* _Exercise directions_
Exactly repeat the material, dropping every picture from the copy.

* _Items_
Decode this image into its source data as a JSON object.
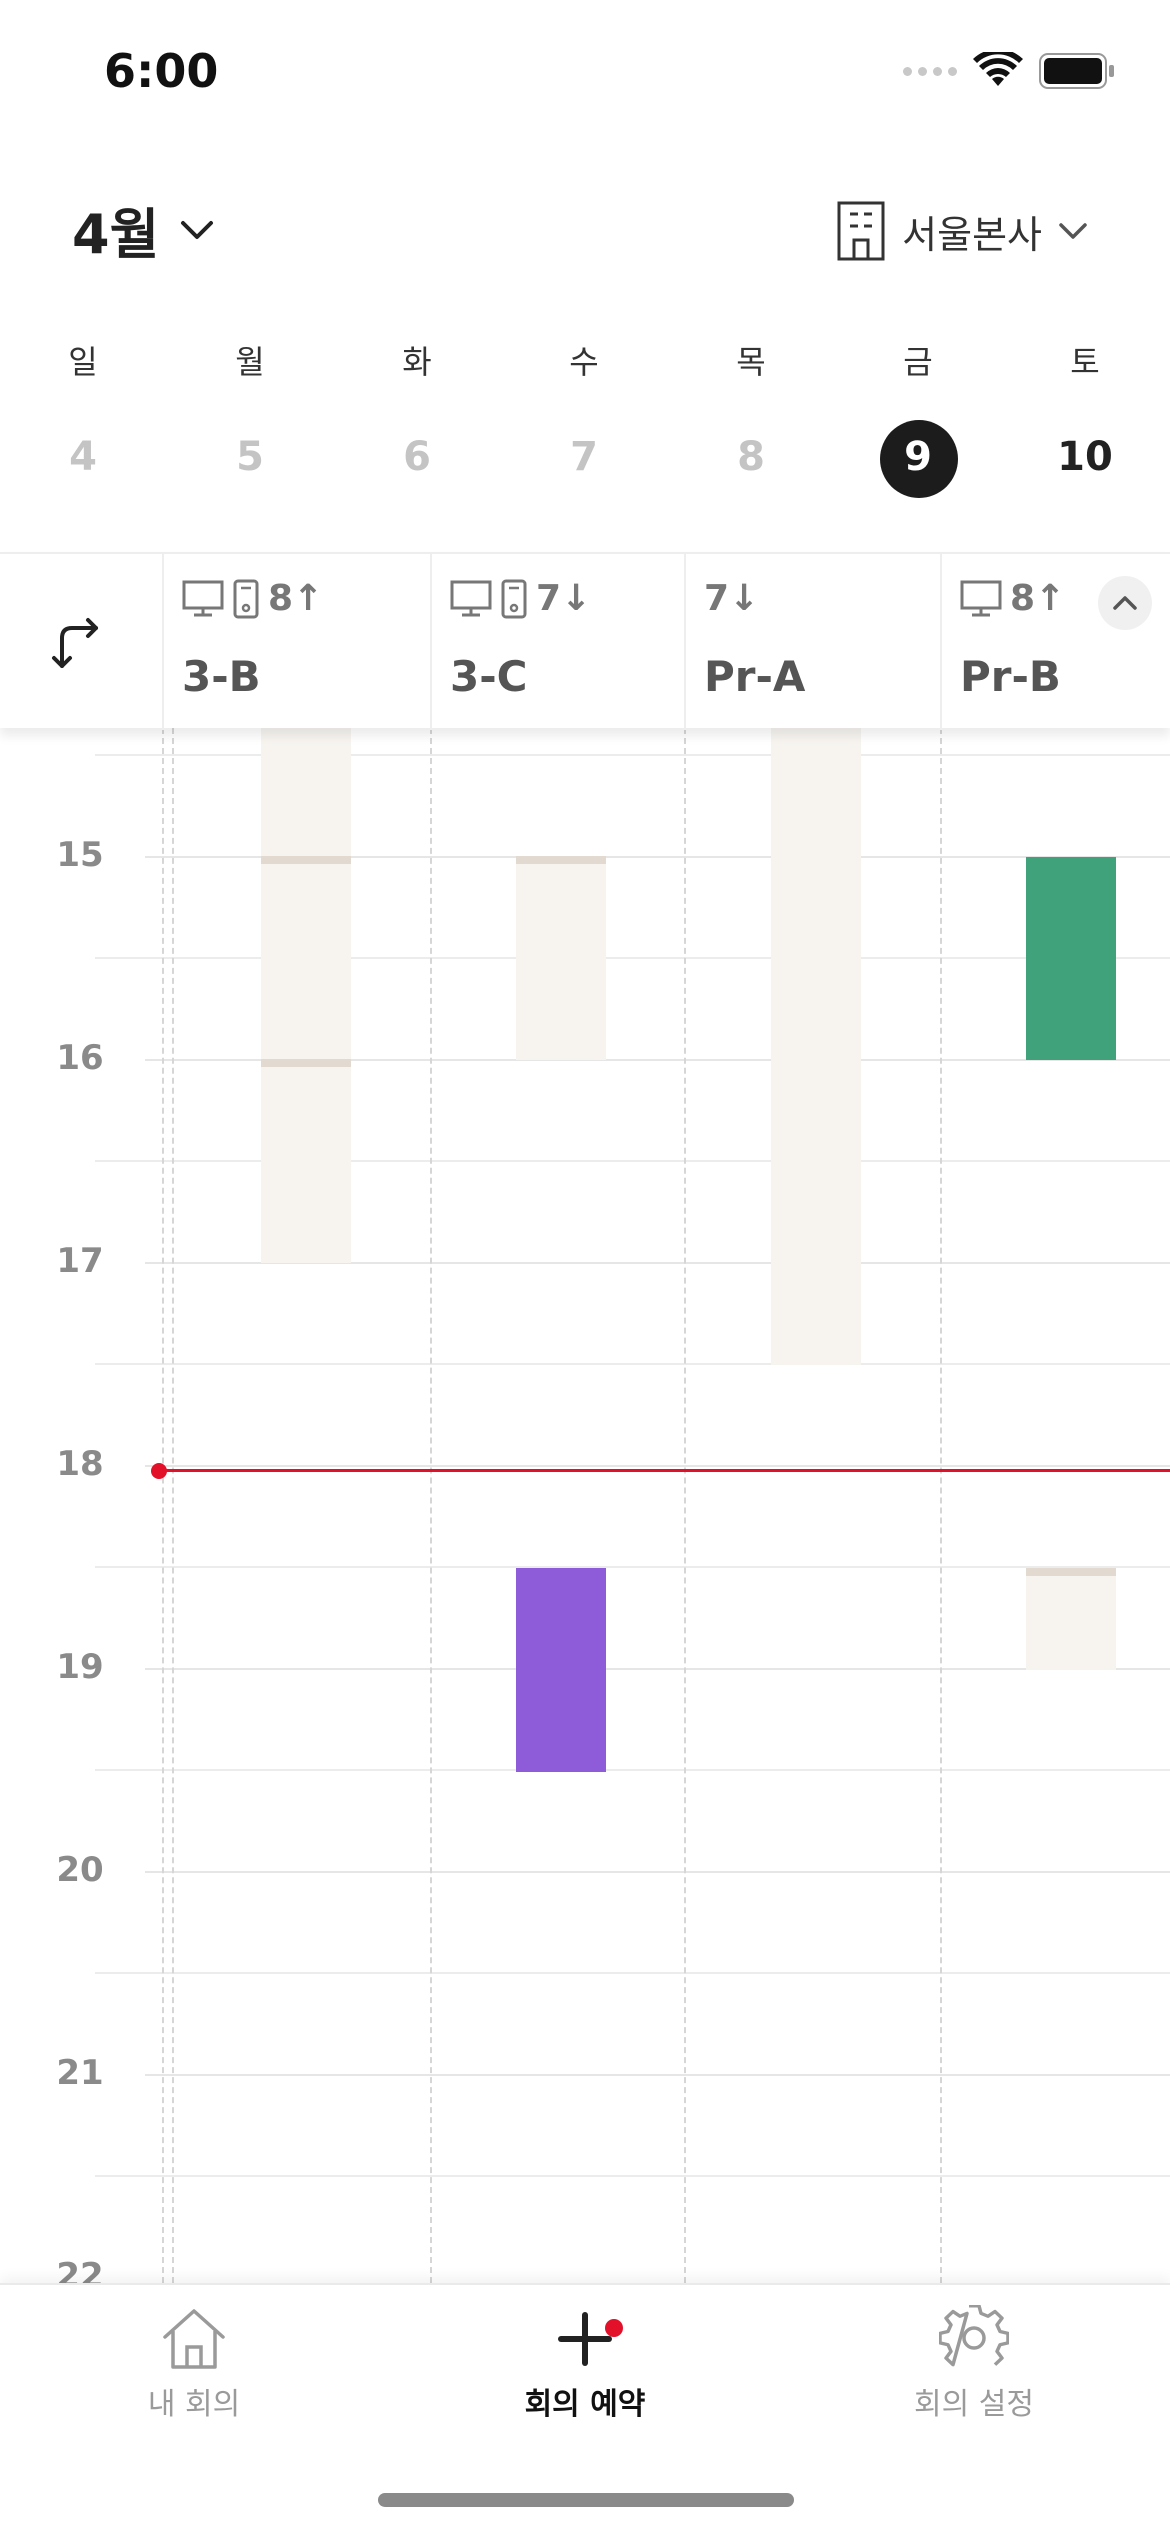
{
  "status": {
    "time": "6:00"
  },
  "header": {
    "month": "4월",
    "office": "서울본사"
  },
  "week": {
    "weekdays": [
      "일",
      "월",
      "화",
      "수",
      "목",
      "금",
      "토"
    ],
    "days": [
      "4",
      "5",
      "6",
      "7",
      "8",
      "9",
      "10"
    ],
    "selected_index": 5
  },
  "rooms": [
    {
      "name": "3-B",
      "meta": "8↑",
      "monitor": true,
      "phone": true
    },
    {
      "name": "3-C",
      "meta": "7↓",
      "monitor": true,
      "phone": true
    },
    {
      "name": "Pr-A",
      "meta": "7↓",
      "monitor": false,
      "phone": false
    },
    {
      "name": "Pr-B",
      "meta": "8↑",
      "monitor": true,
      "phone": false
    }
  ],
  "hours": [
    "15",
    "16",
    "17",
    "18",
    "19",
    "20",
    "21",
    "22"
  ],
  "tabs": {
    "my_meetings": "내 회의",
    "reserve": "회의 예약",
    "settings": "회의 설정"
  },
  "colors": {
    "now_line": "#e3102a",
    "booking_green": "#3fa27a",
    "booking_purple": "#8e5bd9",
    "available": "#f7f4f0"
  },
  "icons": {
    "swap": "swap-arrows-icon",
    "monitor": "monitor-icon",
    "phone": "phone-icon",
    "building": "building-icon",
    "home": "home-icon",
    "plus": "plus-icon",
    "gear": "gear-icon"
  }
}
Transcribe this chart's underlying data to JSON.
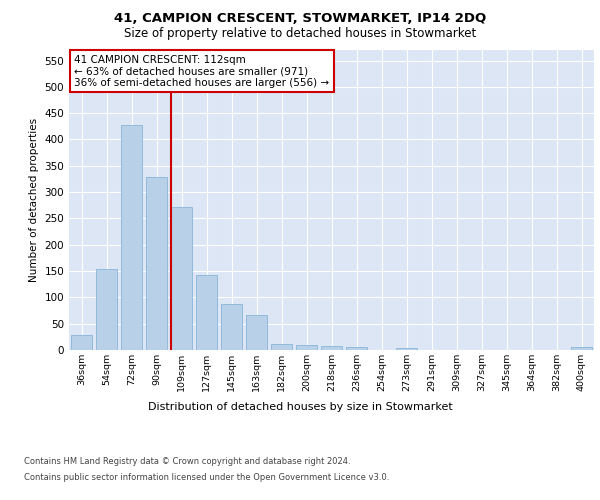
{
  "title1": "41, CAMPION CRESCENT, STOWMARKET, IP14 2DQ",
  "title2": "Size of property relative to detached houses in Stowmarket",
  "xlabel": "Distribution of detached houses by size in Stowmarket",
  "ylabel": "Number of detached properties",
  "categories": [
    "36sqm",
    "54sqm",
    "72sqm",
    "90sqm",
    "109sqm",
    "127sqm",
    "145sqm",
    "163sqm",
    "182sqm",
    "200sqm",
    "218sqm",
    "236sqm",
    "254sqm",
    "273sqm",
    "291sqm",
    "309sqm",
    "327sqm",
    "345sqm",
    "364sqm",
    "382sqm",
    "400sqm"
  ],
  "values": [
    28,
    153,
    428,
    329,
    272,
    143,
    88,
    67,
    12,
    10,
    7,
    5,
    0,
    4,
    0,
    0,
    0,
    0,
    0,
    0,
    6
  ],
  "bar_color": "#b8d0e8",
  "bar_edge_color": "#7aaed4",
  "property_bin_index": 4,
  "property_sqm": 112,
  "pct_smaller": 63,
  "count_smaller": 971,
  "pct_larger_semi": 36,
  "count_larger_semi": 556,
  "annotation_box_color": "#cc0000",
  "ylim": [
    0,
    570
  ],
  "yticks": [
    0,
    50,
    100,
    150,
    200,
    250,
    300,
    350,
    400,
    450,
    500,
    550
  ],
  "background_color": "#dce6f5",
  "footnote1": "Contains HM Land Registry data © Crown copyright and database right 2024.",
  "footnote2": "Contains public sector information licensed under the Open Government Licence v3.0."
}
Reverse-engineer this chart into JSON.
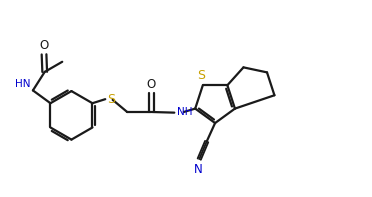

* _The answer_
Decode this image into its source data as a JSON object.
{
  "status": {
    "time": "6:00"
  },
  "header": {
    "month": "4월",
    "office": "서울본사"
  },
  "week": {
    "weekdays": [
      "일",
      "월",
      "화",
      "수",
      "목",
      "금",
      "토"
    ],
    "days": [
      "4",
      "5",
      "6",
      "7",
      "8",
      "9",
      "10"
    ],
    "selected_index": 5
  },
  "rooms": [
    {
      "name": "3-B",
      "meta": "8↑",
      "monitor": true,
      "phone": true
    },
    {
      "name": "3-C",
      "meta": "7↓",
      "monitor": true,
      "phone": true
    },
    {
      "name": "Pr-A",
      "meta": "7↓",
      "monitor": false,
      "phone": false
    },
    {
      "name": "Pr-B",
      "meta": "8↑",
      "monitor": true,
      "phone": false
    }
  ],
  "hours": [
    "15",
    "16",
    "17",
    "18",
    "19",
    "20",
    "21",
    "22"
  ],
  "tabs": {
    "my_meetings": "내 회의",
    "reserve": "회의 예약",
    "settings": "회의 설정"
  },
  "colors": {
    "now_line": "#e3102a",
    "booking_green": "#3fa27a",
    "booking_purple": "#8e5bd9",
    "available": "#f7f4f0"
  },
  "icons": {
    "swap": "swap-arrows-icon",
    "monitor": "monitor-icon",
    "phone": "phone-icon",
    "building": "building-icon",
    "home": "home-icon",
    "plus": "plus-icon",
    "gear": "gear-icon"
  }
}
Transcribe this chart's underlying data to JSON.
{
  "title1": "41, CAMPION CRESCENT, STOWMARKET, IP14 2DQ",
  "title2": "Size of property relative to detached houses in Stowmarket",
  "xlabel": "Distribution of detached houses by size in Stowmarket",
  "ylabel": "Number of detached properties",
  "categories": [
    "36sqm",
    "54sqm",
    "72sqm",
    "90sqm",
    "109sqm",
    "127sqm",
    "145sqm",
    "163sqm",
    "182sqm",
    "200sqm",
    "218sqm",
    "236sqm",
    "254sqm",
    "273sqm",
    "291sqm",
    "309sqm",
    "327sqm",
    "345sqm",
    "364sqm",
    "382sqm",
    "400sqm"
  ],
  "values": [
    28,
    153,
    428,
    329,
    272,
    143,
    88,
    67,
    12,
    10,
    7,
    5,
    0,
    4,
    0,
    0,
    0,
    0,
    0,
    0,
    6
  ],
  "bar_color": "#b8d0e8",
  "bar_edge_color": "#7aaed4",
  "property_bin_index": 4,
  "property_sqm": 112,
  "pct_smaller": 63,
  "count_smaller": 971,
  "pct_larger_semi": 36,
  "count_larger_semi": 556,
  "annotation_box_color": "#cc0000",
  "ylim": [
    0,
    570
  ],
  "yticks": [
    0,
    50,
    100,
    150,
    200,
    250,
    300,
    350,
    400,
    450,
    500,
    550
  ],
  "background_color": "#dce6f5",
  "footnote1": "Contains HM Land Registry data © Crown copyright and database right 2024.",
  "footnote2": "Contains public sector information licensed under the Open Government Licence v3.0."
}
Reverse-engineer this chart into JSON.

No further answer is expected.